[Records about charts and figures]
::::

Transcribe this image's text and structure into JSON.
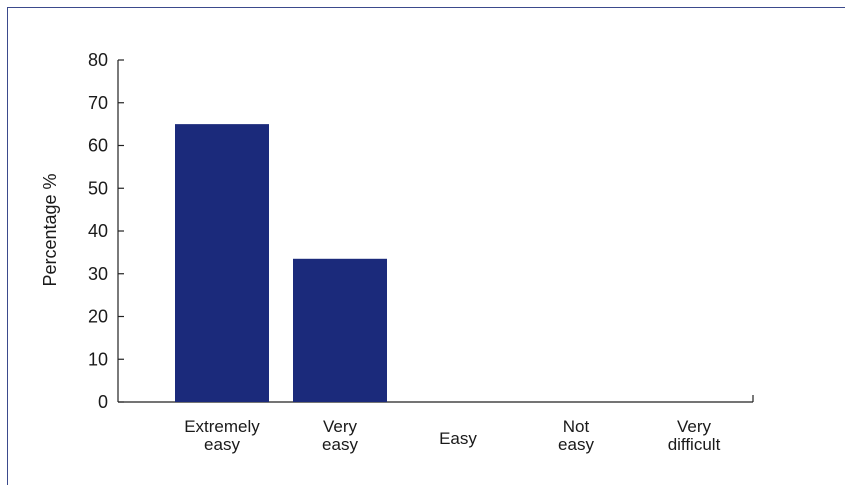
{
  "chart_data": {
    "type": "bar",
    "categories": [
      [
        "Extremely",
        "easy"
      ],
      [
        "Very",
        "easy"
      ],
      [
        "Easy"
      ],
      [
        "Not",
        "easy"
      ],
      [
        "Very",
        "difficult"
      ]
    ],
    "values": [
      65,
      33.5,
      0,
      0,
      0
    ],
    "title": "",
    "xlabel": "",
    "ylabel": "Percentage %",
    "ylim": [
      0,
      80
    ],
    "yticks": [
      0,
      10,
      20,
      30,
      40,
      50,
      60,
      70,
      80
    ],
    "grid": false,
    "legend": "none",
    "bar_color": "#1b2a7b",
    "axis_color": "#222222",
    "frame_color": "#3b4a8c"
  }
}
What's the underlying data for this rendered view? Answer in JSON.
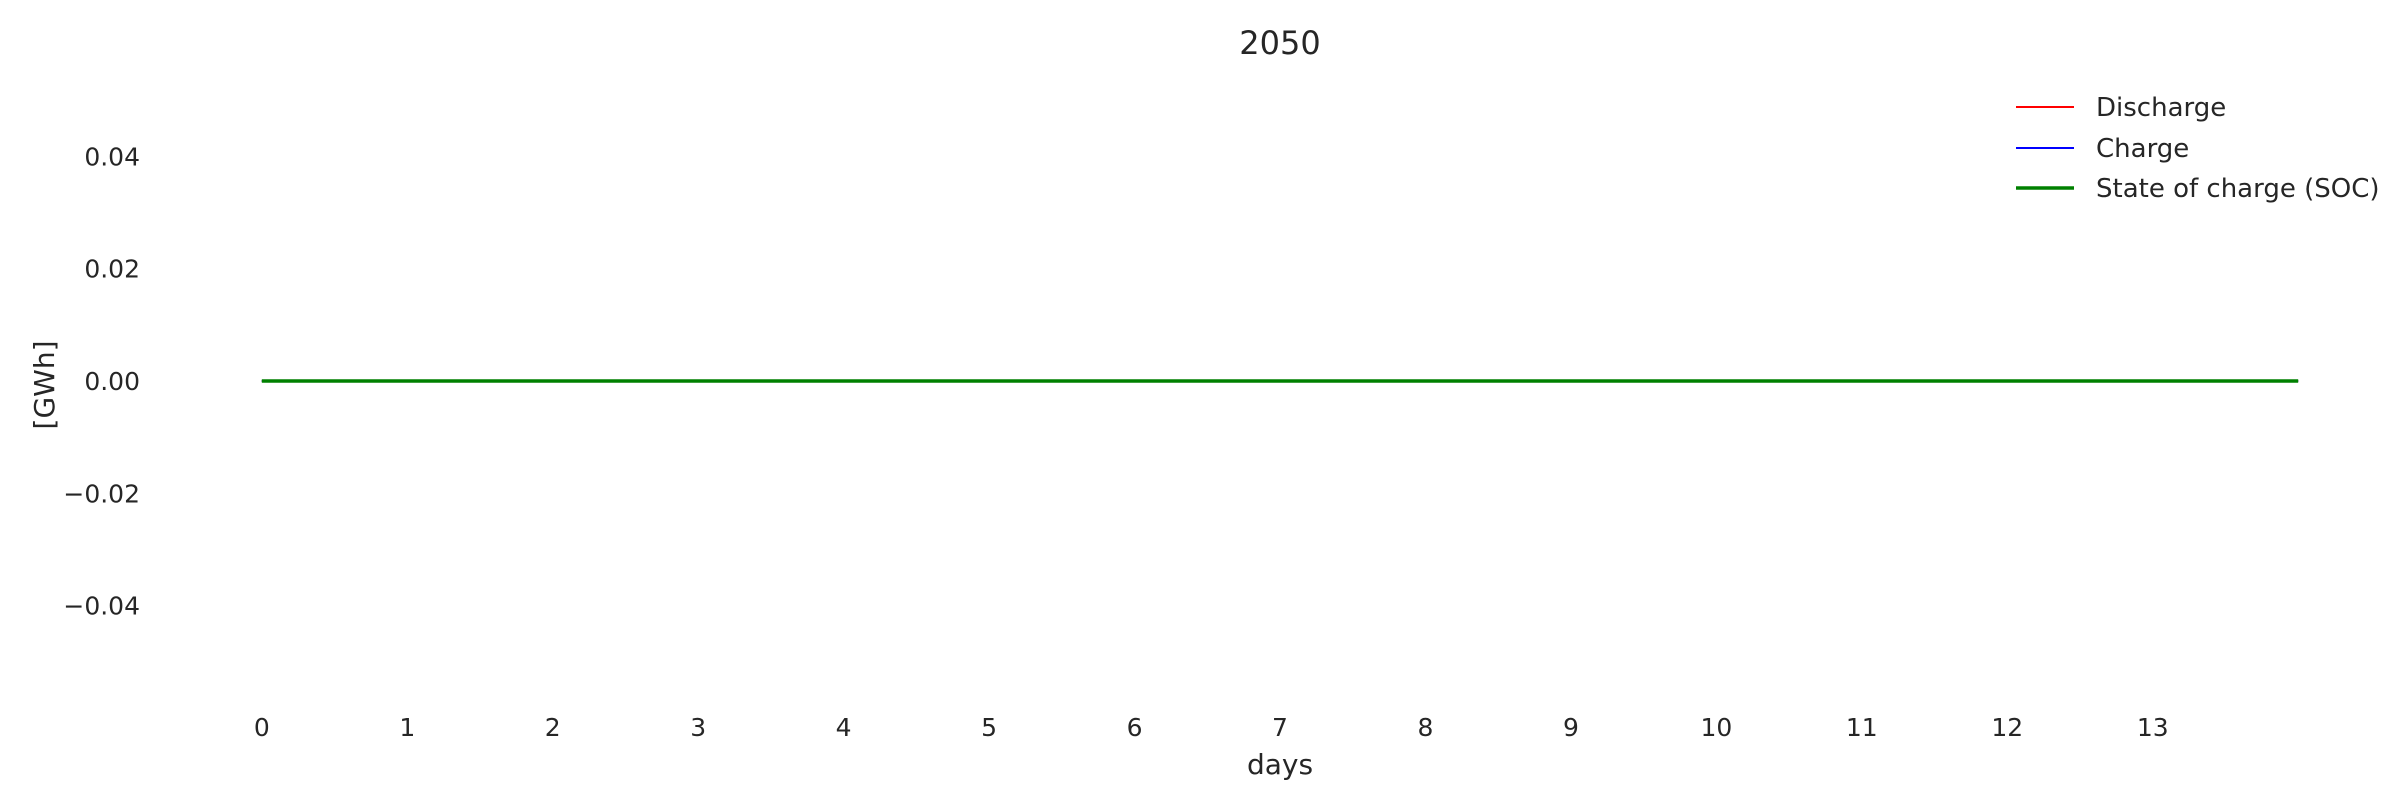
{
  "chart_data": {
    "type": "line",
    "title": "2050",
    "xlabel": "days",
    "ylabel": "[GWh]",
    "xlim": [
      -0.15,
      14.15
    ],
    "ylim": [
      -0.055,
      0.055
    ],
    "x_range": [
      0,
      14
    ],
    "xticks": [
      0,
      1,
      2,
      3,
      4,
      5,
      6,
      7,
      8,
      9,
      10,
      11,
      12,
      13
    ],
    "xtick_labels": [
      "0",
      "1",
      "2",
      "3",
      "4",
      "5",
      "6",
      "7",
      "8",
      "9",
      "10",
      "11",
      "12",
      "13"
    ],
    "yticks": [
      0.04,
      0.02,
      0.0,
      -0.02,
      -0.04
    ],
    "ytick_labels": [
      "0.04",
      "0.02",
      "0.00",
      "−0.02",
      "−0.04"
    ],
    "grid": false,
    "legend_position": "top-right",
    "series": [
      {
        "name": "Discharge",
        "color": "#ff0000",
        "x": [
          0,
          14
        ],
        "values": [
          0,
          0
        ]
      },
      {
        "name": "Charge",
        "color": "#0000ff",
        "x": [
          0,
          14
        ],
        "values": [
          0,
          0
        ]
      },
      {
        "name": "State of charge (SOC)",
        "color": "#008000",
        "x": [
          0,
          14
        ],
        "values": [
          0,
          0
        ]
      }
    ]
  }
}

::::

Give the data above again in full and unchanged, skipping the pictures.

WRITTEN RESPONSE -
Transcribe this image's text and structure into JSON.
{
  "chart_data": {
    "type": "bar",
    "categories": [
      [
        "Extremely",
        "easy"
      ],
      [
        "Very",
        "easy"
      ],
      [
        "Easy"
      ],
      [
        "Not",
        "easy"
      ],
      [
        "Very",
        "difficult"
      ]
    ],
    "values": [
      65,
      33.5,
      0,
      0,
      0
    ],
    "title": "",
    "xlabel": "",
    "ylabel": "Percentage %",
    "ylim": [
      0,
      80
    ],
    "yticks": [
      0,
      10,
      20,
      30,
      40,
      50,
      60,
      70,
      80
    ],
    "grid": false,
    "legend": "none",
    "bar_color": "#1b2a7b",
    "axis_color": "#222222",
    "frame_color": "#3b4a8c"
  }
}
What's the underlying data for this rendered view? Answer in JSON.
{
  "chart_data": {
    "type": "line",
    "title": "2050",
    "xlabel": "days",
    "ylabel": "[GWh]",
    "xlim": [
      -0.15,
      14.15
    ],
    "ylim": [
      -0.055,
      0.055
    ],
    "x_range": [
      0,
      14
    ],
    "xticks": [
      0,
      1,
      2,
      3,
      4,
      5,
      6,
      7,
      8,
      9,
      10,
      11,
      12,
      13
    ],
    "xtick_labels": [
      "0",
      "1",
      "2",
      "3",
      "4",
      "5",
      "6",
      "7",
      "8",
      "9",
      "10",
      "11",
      "12",
      "13"
    ],
    "yticks": [
      0.04,
      0.02,
      0.0,
      -0.02,
      -0.04
    ],
    "ytick_labels": [
      "0.04",
      "0.02",
      "0.00",
      "−0.02",
      "−0.04"
    ],
    "grid": false,
    "legend_position": "top-right",
    "series": [
      {
        "name": "Discharge",
        "color": "#ff0000",
        "x": [
          0,
          14
        ],
        "values": [
          0,
          0
        ]
      },
      {
        "name": "Charge",
        "color": "#0000ff",
        "x": [
          0,
          14
        ],
        "values": [
          0,
          0
        ]
      },
      {
        "name": "State of charge (SOC)",
        "color": "#008000",
        "x": [
          0,
          14
        ],
        "values": [
          0,
          0
        ]
      }
    ]
  }
}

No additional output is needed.